__DATA LINES__
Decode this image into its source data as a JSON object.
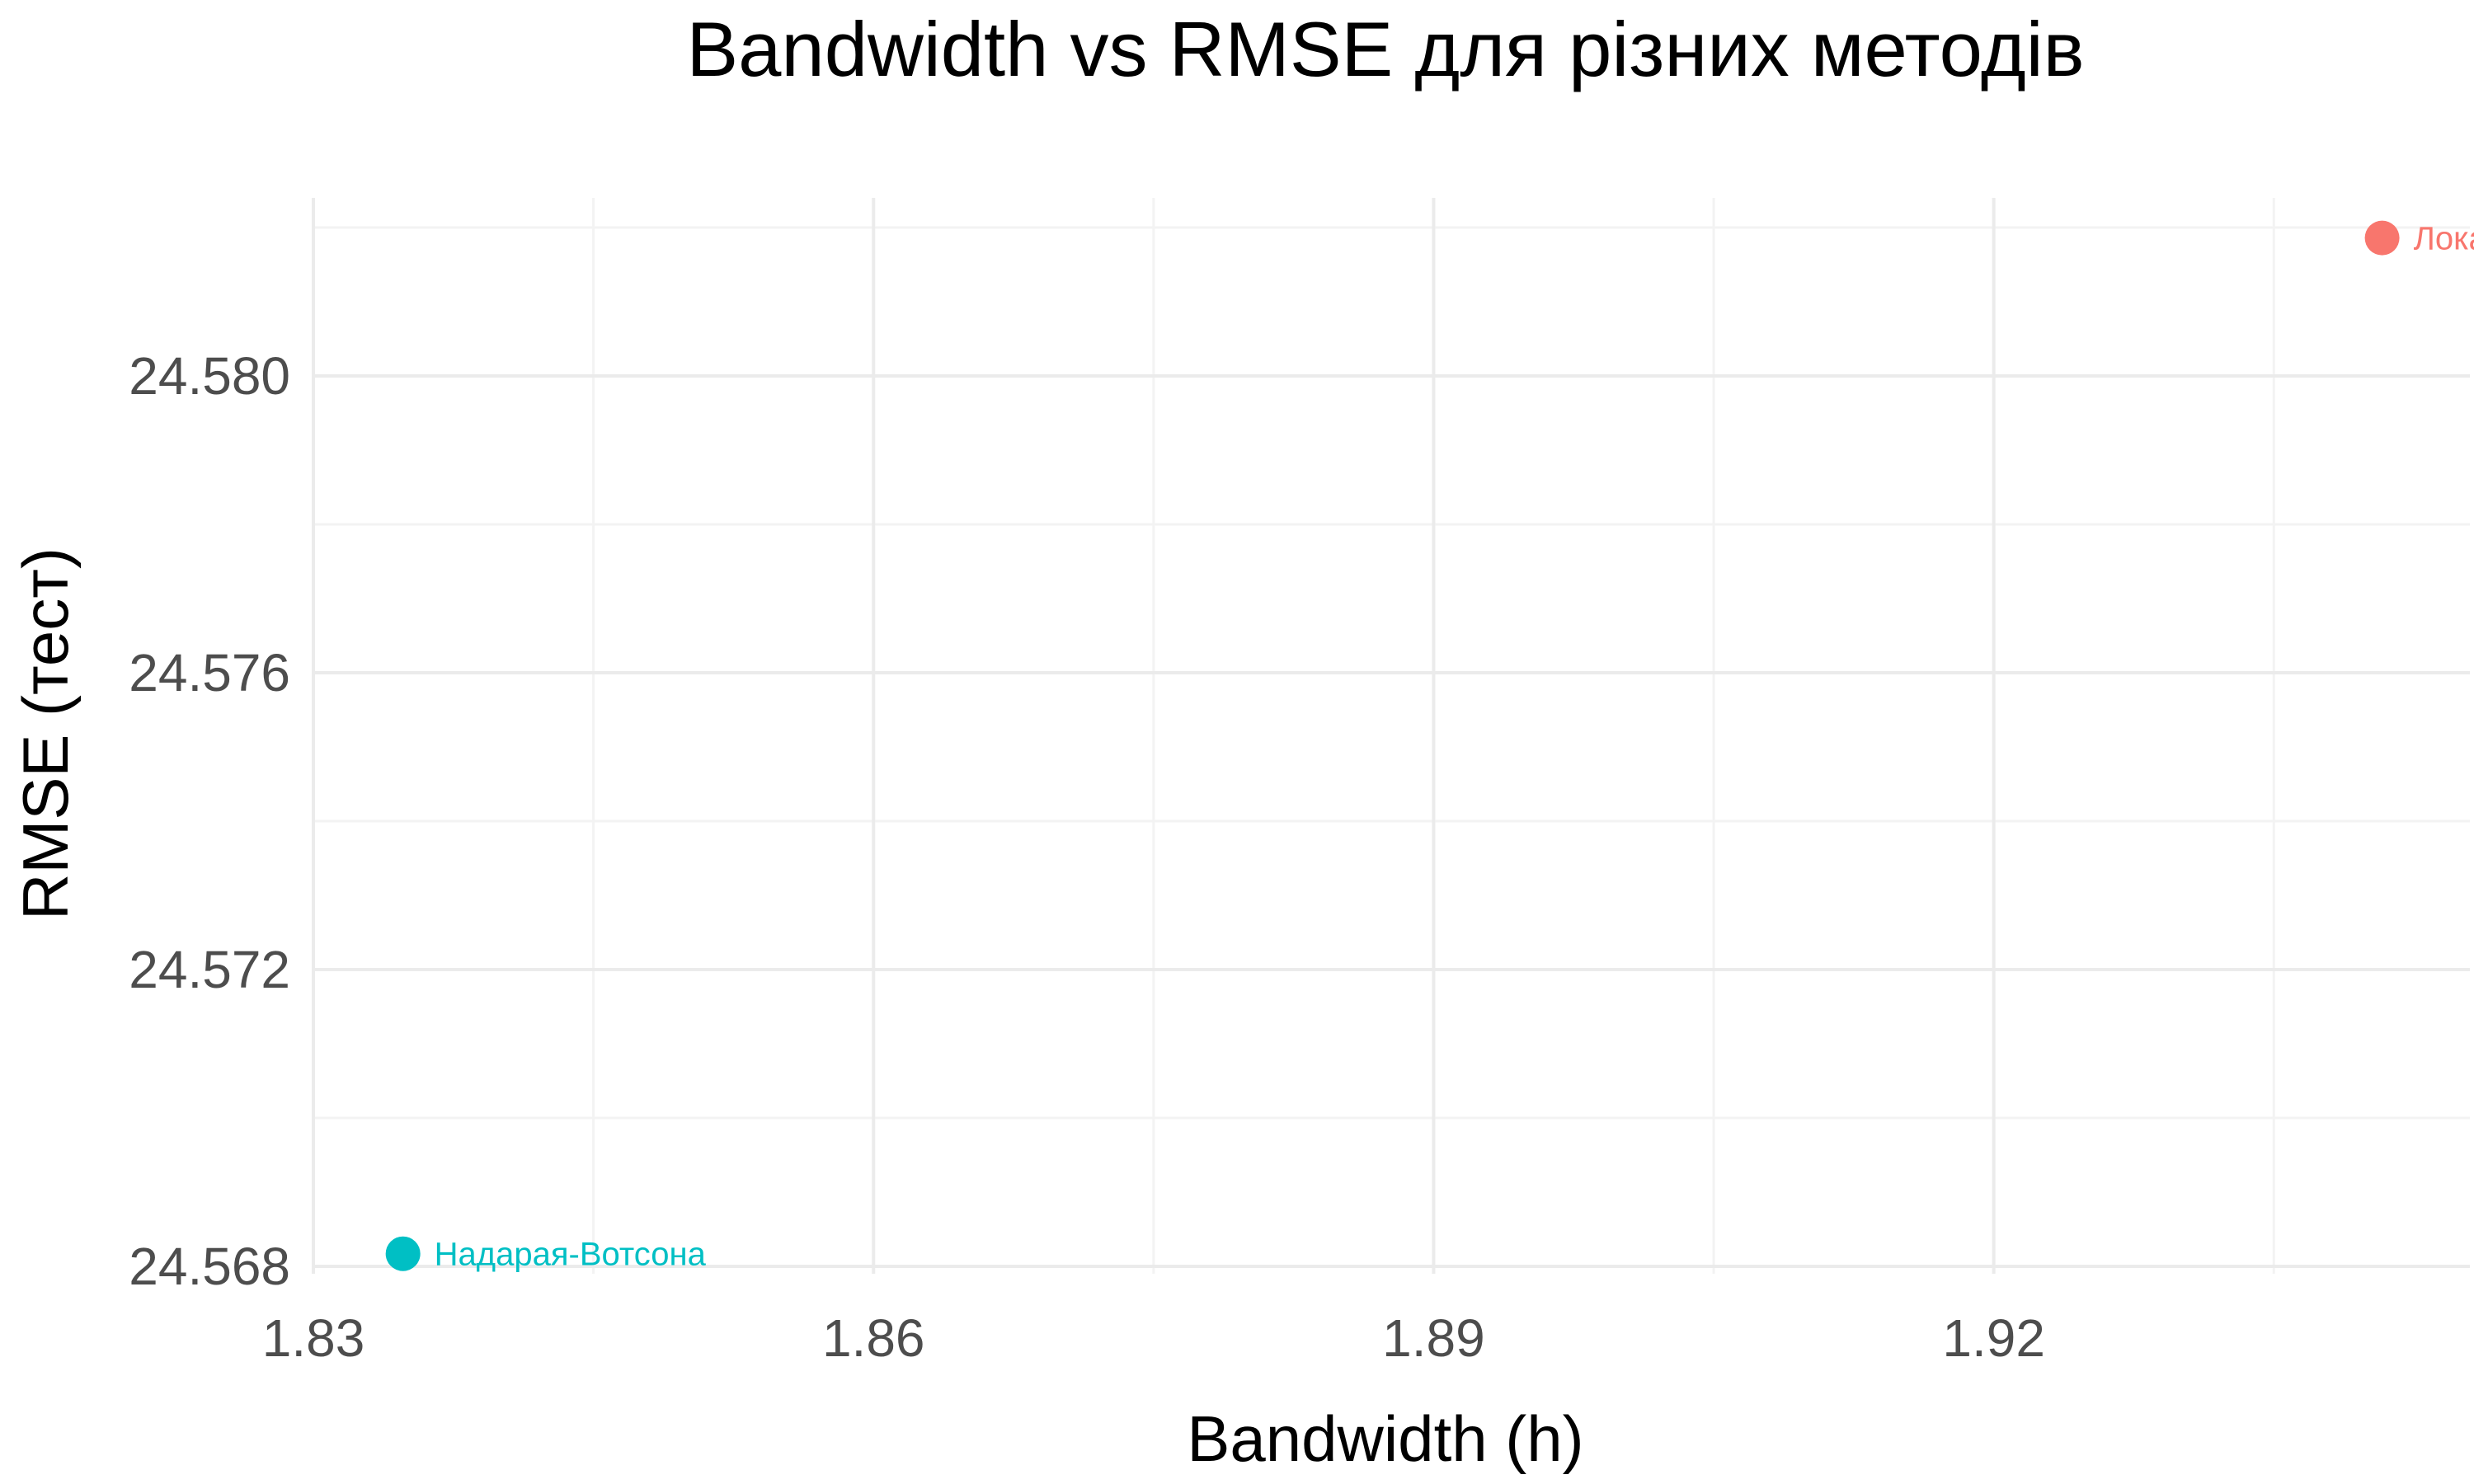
{
  "chart_data": {
    "type": "scatter",
    "title": "Bandwidth vs RMSE для різних методів",
    "xlabel": "Bandwidth (h)",
    "ylabel": "RMSE (тест)",
    "xlim": [
      1.83,
      1.9455
    ],
    "ylim": [
      24.5679,
      24.5824
    ],
    "x_ticks": [
      1.83,
      1.86,
      1.89,
      1.92
    ],
    "x_tick_labels": [
      "1.83",
      "1.86",
      "1.89",
      "1.92"
    ],
    "y_ticks": [
      24.568,
      24.572,
      24.576,
      24.58
    ],
    "y_tick_labels": [
      "24.568",
      "24.572",
      "24.576",
      "24.580"
    ],
    "grid": true,
    "points": [
      {
        "label": "Надарая-Ватсона",
        "display_label": "Надарая-Вотсона",
        "x": 1.8348,
        "y": 24.56817,
        "color": "#00BFC4"
      },
      {
        "label": "Лока",
        "display_label": "Лока",
        "x": 1.9408,
        "y": 24.58186,
        "color": "#F8766D"
      }
    ]
  }
}
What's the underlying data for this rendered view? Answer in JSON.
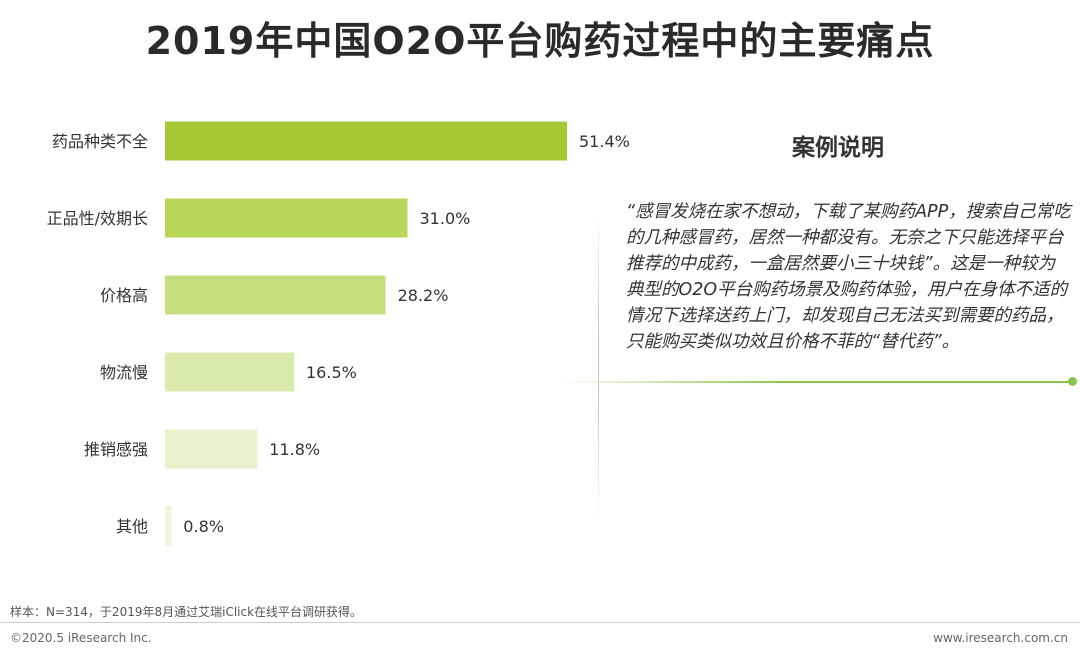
{
  "title": "2019年中国O2O平台购药过程中的主要痛点",
  "chart_data": {
    "type": "bar",
    "orientation": "horizontal",
    "title": "2019年中国O2O平台购药过程中的主要痛点",
    "unit": "%",
    "xlim": [
      0,
      51.4
    ],
    "categories": [
      "药品种类不全",
      "正品性/效期长",
      "价格高",
      "物流慢",
      "推销感强",
      "其他"
    ],
    "values": [
      51.4,
      31.0,
      28.2,
      16.5,
      11.8,
      0.8
    ],
    "labels": [
      "51.4%",
      "31.0%",
      "28.2%",
      "16.5%",
      "11.8%",
      "0.8%"
    ],
    "colors": [
      "#a6c834",
      "#b7d65a",
      "#c5df7e",
      "#d9ebaa",
      "#e8f3cd",
      "#eef6d9"
    ],
    "grid": false,
    "legend": "none"
  },
  "case": {
    "title": "案例说明",
    "quote": "“感冒发烧在家不想动，下载了某购药APP，搜索自己常吃的几种感冒药，居然一种都没有。无奈之下只能选择平台推荐的中成药，一盒居然要小三十块钱”。这是一种较为典型的O2O平台购药场景及购药体验，用户在身体不适的情况下选择送药上门，却发现自己无法买到需要的药品，只能购买类似功效且价格不菲的“替代药”。"
  },
  "footer": {
    "note": "样本：N=314，于2019年8月通过艾瑞iClick在线平台调研获得。",
    "copyright": "©2020.5 iResearch Inc.",
    "website": "www.iresearch.com.cn"
  }
}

__GIVEN PROBLEM__
Set down every record once more, word for word, without pictures.

__EXPECTED OUTPUT__
Decode this image into its source data as a JSON object.
{
  "chart_data": {
    "type": "scatter",
    "title": "Bandwidth vs RMSE для різних методів",
    "xlabel": "Bandwidth (h)",
    "ylabel": "RMSE (тест)",
    "xlim": [
      1.83,
      1.9455
    ],
    "ylim": [
      24.5679,
      24.5824
    ],
    "x_ticks": [
      1.83,
      1.86,
      1.89,
      1.92
    ],
    "x_tick_labels": [
      "1.83",
      "1.86",
      "1.89",
      "1.92"
    ],
    "y_ticks": [
      24.568,
      24.572,
      24.576,
      24.58
    ],
    "y_tick_labels": [
      "24.568",
      "24.572",
      "24.576",
      "24.580"
    ],
    "grid": true,
    "points": [
      {
        "label": "Надарая-Ватсона",
        "display_label": "Надарая-Вотсона",
        "x": 1.8348,
        "y": 24.56817,
        "color": "#00BFC4"
      },
      {
        "label": "Лока",
        "display_label": "Лока",
        "x": 1.9408,
        "y": 24.58186,
        "color": "#F8766D"
      }
    ]
  }
}
What's the underlying data for this rendered view? Answer in JSON.
{
  "title": "2019年中国O2O平台购药过程中的主要痛点",
  "chart_data": {
    "type": "bar",
    "orientation": "horizontal",
    "title": "2019年中国O2O平台购药过程中的主要痛点",
    "unit": "%",
    "xlim": [
      0,
      51.4
    ],
    "categories": [
      "药品种类不全",
      "正品性/效期长",
      "价格高",
      "物流慢",
      "推销感强",
      "其他"
    ],
    "values": [
      51.4,
      31.0,
      28.2,
      16.5,
      11.8,
      0.8
    ],
    "labels": [
      "51.4%",
      "31.0%",
      "28.2%",
      "16.5%",
      "11.8%",
      "0.8%"
    ],
    "colors": [
      "#a6c834",
      "#b7d65a",
      "#c5df7e",
      "#d9ebaa",
      "#e8f3cd",
      "#eef6d9"
    ],
    "grid": false,
    "legend": "none"
  },
  "case": {
    "title": "案例说明",
    "quote": "“感冒发烧在家不想动，下载了某购药APP，搜索自己常吃的几种感冒药，居然一种都没有。无奈之下只能选择平台推荐的中成药，一盒居然要小三十块钱”。这是一种较为典型的O2O平台购药场景及购药体验，用户在身体不适的情况下选择送药上门，却发现自己无法买到需要的药品，只能购买类似功效且价格不菲的“替代药”。"
  },
  "footer": {
    "note": "样本：N=314，于2019年8月通过艾瑞iClick在线平台调研获得。",
    "copyright": "©2020.5 iResearch Inc.",
    "website": "www.iresearch.com.cn"
  }
}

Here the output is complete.